■ **Objective**:
Records follow. Pull out every line that contains "Wave".

■ **Input**:
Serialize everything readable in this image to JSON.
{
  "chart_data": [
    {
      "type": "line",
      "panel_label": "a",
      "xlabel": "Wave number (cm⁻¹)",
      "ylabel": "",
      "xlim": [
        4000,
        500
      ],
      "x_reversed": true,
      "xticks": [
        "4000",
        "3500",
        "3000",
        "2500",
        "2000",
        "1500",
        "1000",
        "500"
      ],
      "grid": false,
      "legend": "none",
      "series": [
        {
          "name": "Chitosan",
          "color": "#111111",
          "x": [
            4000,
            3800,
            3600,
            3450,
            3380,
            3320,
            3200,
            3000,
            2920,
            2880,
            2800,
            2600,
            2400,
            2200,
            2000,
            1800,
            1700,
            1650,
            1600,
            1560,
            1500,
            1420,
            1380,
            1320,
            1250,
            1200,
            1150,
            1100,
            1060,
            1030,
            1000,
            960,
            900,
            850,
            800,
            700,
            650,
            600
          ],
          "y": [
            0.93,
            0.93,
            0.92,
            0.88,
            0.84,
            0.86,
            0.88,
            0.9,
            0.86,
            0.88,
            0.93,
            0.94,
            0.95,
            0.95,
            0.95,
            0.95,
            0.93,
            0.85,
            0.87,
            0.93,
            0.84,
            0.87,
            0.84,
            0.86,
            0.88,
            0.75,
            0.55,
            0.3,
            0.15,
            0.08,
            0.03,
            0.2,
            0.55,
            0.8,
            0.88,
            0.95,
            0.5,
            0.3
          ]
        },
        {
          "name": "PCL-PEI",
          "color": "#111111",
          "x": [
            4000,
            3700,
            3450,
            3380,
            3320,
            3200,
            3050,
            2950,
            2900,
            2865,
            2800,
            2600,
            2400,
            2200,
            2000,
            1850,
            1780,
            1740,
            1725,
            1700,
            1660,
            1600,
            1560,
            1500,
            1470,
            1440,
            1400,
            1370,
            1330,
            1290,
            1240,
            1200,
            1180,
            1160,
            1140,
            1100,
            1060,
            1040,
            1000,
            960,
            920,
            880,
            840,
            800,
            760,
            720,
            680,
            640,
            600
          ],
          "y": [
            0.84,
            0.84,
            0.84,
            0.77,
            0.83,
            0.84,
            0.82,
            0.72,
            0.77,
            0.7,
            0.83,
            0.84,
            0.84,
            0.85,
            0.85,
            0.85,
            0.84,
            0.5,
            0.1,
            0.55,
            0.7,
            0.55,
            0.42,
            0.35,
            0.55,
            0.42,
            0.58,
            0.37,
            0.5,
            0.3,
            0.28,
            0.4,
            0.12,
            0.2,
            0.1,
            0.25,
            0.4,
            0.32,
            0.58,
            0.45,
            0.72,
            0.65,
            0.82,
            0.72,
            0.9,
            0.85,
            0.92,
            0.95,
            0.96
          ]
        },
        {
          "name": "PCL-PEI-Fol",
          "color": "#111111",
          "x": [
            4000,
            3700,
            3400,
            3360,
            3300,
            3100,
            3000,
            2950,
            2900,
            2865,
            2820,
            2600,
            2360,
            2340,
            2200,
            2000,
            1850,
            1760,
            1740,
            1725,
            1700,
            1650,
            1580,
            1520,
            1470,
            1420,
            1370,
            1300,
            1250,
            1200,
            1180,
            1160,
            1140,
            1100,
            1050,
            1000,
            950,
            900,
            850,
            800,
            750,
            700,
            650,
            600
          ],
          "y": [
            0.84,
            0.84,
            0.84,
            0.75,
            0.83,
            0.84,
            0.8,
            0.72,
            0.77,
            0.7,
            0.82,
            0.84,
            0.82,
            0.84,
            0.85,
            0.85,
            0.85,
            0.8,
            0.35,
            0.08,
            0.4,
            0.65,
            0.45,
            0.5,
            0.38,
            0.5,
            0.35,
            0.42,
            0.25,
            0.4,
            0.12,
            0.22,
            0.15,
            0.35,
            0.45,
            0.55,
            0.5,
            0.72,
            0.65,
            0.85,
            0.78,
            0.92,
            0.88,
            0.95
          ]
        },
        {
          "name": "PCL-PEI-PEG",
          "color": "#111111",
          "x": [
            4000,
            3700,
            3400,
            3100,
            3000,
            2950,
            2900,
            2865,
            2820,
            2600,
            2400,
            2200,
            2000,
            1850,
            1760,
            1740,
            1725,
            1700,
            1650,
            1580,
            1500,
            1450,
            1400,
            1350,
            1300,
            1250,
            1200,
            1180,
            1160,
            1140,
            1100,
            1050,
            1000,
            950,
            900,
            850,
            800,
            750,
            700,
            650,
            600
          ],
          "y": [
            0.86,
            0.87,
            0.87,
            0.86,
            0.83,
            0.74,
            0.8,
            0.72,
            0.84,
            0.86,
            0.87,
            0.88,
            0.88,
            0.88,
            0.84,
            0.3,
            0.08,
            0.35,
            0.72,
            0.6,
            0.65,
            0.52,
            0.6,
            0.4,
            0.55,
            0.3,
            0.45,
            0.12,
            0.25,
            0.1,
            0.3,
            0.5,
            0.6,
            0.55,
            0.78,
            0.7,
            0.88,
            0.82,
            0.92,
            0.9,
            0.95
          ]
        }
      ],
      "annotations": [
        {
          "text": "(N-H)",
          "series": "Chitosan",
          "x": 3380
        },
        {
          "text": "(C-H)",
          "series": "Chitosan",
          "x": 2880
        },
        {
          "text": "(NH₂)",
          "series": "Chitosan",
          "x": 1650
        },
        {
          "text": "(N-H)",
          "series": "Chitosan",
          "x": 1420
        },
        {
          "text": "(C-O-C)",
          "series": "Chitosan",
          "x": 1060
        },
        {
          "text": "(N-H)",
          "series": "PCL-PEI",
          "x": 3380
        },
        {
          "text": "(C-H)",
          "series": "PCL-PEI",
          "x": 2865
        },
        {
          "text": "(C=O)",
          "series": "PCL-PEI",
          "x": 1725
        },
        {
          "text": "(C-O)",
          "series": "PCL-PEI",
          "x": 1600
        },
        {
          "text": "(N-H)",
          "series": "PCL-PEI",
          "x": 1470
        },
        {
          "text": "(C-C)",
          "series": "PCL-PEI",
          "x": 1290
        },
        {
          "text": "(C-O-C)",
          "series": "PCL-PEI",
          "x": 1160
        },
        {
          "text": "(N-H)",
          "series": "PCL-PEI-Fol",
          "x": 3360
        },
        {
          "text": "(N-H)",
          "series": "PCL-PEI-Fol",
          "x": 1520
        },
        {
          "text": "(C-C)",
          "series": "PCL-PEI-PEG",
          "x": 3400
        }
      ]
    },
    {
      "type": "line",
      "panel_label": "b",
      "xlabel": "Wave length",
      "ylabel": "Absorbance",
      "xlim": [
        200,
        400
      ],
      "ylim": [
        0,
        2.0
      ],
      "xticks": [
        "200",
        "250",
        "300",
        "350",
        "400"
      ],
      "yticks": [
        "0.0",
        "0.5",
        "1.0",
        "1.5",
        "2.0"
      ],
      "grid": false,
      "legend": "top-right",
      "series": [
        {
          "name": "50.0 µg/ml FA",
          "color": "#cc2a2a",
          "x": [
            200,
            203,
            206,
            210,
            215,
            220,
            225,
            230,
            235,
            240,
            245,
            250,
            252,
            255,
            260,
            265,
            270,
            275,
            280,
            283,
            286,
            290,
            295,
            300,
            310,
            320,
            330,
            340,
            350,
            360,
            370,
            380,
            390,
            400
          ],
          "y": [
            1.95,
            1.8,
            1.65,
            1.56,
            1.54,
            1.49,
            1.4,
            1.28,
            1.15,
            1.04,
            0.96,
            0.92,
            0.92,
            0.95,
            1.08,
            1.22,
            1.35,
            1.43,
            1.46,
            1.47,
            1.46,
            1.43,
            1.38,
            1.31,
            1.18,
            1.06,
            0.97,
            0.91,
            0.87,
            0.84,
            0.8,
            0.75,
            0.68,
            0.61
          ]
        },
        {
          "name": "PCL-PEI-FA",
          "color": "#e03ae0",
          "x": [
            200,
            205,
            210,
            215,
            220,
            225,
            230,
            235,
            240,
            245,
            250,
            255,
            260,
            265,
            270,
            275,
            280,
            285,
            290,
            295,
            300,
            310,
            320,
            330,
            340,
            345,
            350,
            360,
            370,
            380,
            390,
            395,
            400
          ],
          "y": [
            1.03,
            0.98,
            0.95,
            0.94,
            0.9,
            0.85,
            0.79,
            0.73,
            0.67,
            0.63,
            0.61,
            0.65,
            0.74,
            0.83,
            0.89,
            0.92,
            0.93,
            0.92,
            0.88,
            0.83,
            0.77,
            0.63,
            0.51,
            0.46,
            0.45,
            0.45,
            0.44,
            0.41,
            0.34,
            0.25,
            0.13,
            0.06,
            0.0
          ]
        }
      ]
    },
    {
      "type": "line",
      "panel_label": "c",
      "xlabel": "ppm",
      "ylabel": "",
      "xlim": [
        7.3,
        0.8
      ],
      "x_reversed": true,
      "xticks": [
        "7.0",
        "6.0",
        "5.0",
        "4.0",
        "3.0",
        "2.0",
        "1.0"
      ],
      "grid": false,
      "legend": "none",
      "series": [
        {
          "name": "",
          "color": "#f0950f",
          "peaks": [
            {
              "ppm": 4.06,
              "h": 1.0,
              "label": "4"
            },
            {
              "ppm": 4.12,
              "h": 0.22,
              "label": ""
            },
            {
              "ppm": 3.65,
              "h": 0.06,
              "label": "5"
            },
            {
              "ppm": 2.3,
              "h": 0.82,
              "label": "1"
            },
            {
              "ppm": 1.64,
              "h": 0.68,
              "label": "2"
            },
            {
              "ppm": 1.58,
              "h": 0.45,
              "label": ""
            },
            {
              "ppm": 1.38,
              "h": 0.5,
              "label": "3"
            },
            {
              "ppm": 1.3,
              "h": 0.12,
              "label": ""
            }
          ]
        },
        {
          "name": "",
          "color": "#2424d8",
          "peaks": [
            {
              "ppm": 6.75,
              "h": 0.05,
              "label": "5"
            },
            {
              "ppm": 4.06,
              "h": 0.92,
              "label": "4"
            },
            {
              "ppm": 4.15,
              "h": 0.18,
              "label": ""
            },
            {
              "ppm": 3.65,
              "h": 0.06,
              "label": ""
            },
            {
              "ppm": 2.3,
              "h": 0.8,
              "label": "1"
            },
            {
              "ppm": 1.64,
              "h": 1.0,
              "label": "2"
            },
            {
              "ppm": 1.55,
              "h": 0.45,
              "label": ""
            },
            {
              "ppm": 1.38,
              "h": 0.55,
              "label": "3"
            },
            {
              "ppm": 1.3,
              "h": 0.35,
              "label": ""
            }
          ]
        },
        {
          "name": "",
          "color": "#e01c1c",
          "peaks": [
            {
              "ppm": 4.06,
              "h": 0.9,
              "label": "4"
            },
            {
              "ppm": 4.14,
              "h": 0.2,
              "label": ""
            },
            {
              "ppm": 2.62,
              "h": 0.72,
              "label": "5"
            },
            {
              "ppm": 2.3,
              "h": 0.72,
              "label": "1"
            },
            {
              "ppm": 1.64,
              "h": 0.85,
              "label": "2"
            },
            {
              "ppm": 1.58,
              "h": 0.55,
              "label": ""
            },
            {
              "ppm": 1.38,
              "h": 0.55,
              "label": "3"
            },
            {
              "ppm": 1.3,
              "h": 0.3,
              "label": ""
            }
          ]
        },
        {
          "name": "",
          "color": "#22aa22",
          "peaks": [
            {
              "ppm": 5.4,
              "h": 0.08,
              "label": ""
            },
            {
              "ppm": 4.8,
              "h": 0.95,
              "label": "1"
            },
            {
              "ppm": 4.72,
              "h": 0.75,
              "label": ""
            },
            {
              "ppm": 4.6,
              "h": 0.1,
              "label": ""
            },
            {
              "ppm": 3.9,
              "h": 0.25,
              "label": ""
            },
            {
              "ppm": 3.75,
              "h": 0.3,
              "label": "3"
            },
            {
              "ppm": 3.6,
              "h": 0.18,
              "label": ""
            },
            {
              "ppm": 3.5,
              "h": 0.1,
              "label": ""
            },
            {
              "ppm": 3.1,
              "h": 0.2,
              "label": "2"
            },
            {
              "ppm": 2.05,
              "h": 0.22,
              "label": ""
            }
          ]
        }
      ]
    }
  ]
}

■ **Right answer**:
      "xlabel": "Wave number (cm⁻¹)",
      "xlabel": "Wave length",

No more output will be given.